US6623796B1ExpiredUtilityA1

Method of producing a coating using a kinetic spray process with large particles and nozzles for the same

96
Assignee: DELPHI TECH INCPriority: Apr 5, 2002Filed: Apr 5, 2002Granted: Sep 23, 2003
Est. expiryApr 5, 2022(expired)· nominal 20-yr term from priority
C23C 24/04B05B 7/1613B05D 1/12B05B 7/1486B05D 1/10
96
PatentIndex Score
92
Cited by
44
References
20
Claims

Abstract

A method of depositing large particles having an average nominal diameter of greater than 106 microns up to 250 microns onto substrates using a kinetic spray system is disclosed. The method utilizes a powder injector tube having a reduced inner diameter and a de Laval type nozzle having an elongated throat to exit end length. The method permits deposition of much larger particles than previously possible.

Claims

exact text as granted — not AI-modified
What is claimed is:  
     
       1. A method of kinetic spray coating a substrate comprising the steps of: 
       a) providing particles having an average nominal diameter of greater than 106 to 250 microns;  
       b) entraining the particles into a flow of a gas, the gas at a temperature below a melt temperature of the particles; and  
       c) directing the particles entrained in the flow of gas through a supersonic nozzle having a length from a throat to an exit end of from 200 to 400 millimeters, thereby accelerating the particles to a velocity sufficient to result in adherence of the particles on a substrate positioned opposite the nozzle.

....................

> _Aim_
In the kinetic spray patent, what does step c) of claim 1 say is achieved by sending the gas-entrained particles through the supersonic nozzle? Please answer in one to three sentences.

....................

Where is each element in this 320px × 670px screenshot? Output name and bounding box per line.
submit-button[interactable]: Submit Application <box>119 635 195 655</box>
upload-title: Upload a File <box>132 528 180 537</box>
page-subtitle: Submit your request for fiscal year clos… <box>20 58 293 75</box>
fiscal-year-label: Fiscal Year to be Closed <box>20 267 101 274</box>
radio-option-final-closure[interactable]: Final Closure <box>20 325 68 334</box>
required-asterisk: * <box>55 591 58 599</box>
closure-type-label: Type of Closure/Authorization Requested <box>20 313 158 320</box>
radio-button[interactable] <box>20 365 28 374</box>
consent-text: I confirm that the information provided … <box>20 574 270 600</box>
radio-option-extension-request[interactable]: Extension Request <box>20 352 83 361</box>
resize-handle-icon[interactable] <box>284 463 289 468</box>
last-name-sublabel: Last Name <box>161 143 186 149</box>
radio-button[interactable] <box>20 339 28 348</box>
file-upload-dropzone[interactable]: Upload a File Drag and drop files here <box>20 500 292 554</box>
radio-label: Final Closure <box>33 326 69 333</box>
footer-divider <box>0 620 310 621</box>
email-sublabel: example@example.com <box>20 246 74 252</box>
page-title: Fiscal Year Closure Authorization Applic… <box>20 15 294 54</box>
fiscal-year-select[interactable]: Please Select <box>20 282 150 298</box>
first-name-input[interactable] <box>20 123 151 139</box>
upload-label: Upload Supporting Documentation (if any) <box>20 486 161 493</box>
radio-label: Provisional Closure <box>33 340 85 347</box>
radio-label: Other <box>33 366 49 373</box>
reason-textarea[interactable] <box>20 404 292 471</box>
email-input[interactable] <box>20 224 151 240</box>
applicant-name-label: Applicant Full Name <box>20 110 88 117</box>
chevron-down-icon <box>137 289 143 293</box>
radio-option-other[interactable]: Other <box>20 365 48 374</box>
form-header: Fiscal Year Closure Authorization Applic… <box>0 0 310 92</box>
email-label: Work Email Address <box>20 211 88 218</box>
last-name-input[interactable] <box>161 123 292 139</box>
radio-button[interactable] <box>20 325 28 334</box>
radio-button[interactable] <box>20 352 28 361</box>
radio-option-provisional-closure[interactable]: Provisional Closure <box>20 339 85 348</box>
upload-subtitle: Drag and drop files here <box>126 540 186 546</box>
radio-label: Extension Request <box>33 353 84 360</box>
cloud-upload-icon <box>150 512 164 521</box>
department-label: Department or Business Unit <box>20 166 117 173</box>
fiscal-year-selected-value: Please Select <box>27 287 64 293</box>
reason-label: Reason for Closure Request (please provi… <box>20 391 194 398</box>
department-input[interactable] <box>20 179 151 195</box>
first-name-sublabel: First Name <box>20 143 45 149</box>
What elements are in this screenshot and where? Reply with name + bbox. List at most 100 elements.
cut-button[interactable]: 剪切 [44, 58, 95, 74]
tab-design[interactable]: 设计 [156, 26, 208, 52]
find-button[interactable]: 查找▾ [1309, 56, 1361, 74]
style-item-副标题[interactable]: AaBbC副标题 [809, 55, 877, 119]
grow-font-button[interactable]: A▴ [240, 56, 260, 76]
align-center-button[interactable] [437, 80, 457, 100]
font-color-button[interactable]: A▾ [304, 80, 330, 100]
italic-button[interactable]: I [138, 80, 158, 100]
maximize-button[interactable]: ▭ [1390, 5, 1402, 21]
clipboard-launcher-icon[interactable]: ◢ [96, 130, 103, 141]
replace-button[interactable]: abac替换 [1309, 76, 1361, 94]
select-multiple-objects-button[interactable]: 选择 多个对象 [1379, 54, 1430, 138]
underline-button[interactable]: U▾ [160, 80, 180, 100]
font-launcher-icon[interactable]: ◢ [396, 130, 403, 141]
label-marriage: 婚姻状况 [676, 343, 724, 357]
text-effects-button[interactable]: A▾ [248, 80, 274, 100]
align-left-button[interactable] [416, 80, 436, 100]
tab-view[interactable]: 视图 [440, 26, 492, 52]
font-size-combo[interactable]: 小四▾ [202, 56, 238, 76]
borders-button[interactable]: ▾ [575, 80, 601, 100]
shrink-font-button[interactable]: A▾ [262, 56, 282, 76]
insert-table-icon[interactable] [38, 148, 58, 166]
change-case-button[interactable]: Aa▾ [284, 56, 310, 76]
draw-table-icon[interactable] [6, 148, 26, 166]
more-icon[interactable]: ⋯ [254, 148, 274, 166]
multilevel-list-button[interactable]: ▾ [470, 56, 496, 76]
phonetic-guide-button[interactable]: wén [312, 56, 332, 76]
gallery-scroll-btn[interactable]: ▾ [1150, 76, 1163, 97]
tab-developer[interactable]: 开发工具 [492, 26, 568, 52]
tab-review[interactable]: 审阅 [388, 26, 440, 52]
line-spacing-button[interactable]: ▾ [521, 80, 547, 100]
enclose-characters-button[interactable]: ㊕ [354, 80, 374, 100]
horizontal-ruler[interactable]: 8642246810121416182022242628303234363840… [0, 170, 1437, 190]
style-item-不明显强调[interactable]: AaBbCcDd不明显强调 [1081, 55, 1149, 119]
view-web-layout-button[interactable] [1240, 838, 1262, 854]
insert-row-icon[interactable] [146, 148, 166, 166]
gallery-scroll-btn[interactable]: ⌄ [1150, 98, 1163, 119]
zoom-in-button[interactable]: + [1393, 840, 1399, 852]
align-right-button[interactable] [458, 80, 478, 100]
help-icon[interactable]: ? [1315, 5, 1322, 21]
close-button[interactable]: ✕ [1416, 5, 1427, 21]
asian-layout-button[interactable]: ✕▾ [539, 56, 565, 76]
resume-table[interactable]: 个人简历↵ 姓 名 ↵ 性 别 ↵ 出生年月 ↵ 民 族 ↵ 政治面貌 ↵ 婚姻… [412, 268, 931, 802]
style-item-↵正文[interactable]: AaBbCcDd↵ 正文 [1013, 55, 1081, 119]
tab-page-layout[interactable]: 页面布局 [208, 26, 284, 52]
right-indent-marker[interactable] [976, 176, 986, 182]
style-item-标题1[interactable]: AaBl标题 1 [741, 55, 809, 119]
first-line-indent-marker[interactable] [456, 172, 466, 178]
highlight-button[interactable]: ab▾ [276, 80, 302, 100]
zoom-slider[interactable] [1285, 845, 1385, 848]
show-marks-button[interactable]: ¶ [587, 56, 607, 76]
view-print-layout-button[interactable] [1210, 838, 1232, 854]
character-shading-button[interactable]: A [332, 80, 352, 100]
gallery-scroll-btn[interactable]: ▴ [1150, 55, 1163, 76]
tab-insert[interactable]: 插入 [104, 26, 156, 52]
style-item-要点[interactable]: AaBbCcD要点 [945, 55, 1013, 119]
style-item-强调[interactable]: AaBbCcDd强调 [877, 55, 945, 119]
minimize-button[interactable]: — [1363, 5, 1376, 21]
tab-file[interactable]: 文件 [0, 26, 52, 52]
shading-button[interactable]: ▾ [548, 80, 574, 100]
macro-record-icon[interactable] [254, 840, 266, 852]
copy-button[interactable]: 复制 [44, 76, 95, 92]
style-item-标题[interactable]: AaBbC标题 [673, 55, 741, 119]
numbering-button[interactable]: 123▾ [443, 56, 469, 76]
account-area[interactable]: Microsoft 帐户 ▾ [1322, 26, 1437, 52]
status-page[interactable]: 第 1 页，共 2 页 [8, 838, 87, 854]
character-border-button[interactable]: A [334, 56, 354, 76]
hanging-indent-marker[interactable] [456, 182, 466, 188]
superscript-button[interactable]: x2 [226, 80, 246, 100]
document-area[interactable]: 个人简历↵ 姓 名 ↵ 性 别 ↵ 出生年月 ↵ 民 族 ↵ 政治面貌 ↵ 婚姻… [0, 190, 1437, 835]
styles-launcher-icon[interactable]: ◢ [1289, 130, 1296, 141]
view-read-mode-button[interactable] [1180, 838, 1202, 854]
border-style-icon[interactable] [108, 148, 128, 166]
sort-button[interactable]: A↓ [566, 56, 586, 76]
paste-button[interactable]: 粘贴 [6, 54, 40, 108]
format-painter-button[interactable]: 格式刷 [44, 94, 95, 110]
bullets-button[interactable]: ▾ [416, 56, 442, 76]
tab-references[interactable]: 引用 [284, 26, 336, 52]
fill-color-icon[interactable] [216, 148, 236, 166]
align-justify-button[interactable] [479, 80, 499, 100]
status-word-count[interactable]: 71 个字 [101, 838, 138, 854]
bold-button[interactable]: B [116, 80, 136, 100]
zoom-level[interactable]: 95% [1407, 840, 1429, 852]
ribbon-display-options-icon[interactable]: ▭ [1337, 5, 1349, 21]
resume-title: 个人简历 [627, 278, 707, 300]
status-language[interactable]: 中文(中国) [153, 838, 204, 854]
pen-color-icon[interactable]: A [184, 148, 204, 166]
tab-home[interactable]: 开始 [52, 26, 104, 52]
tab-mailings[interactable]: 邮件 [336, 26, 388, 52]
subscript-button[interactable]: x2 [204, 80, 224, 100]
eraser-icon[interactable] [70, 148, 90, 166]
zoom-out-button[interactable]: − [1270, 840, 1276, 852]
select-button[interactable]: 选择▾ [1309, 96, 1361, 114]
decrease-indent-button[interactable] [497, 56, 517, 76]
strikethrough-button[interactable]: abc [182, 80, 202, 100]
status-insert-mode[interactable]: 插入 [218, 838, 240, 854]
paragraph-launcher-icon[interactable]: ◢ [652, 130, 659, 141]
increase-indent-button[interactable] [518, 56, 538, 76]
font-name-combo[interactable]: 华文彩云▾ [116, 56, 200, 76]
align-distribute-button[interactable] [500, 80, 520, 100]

....................

> _Task result_
Sending the gas-entrained particles through a supersonic nozzle that is 200 to 400 millimeters long from throat to exit end accelerates them. They reach a velocity high enough to make them adhere to a substrate placed opposite the nozzle.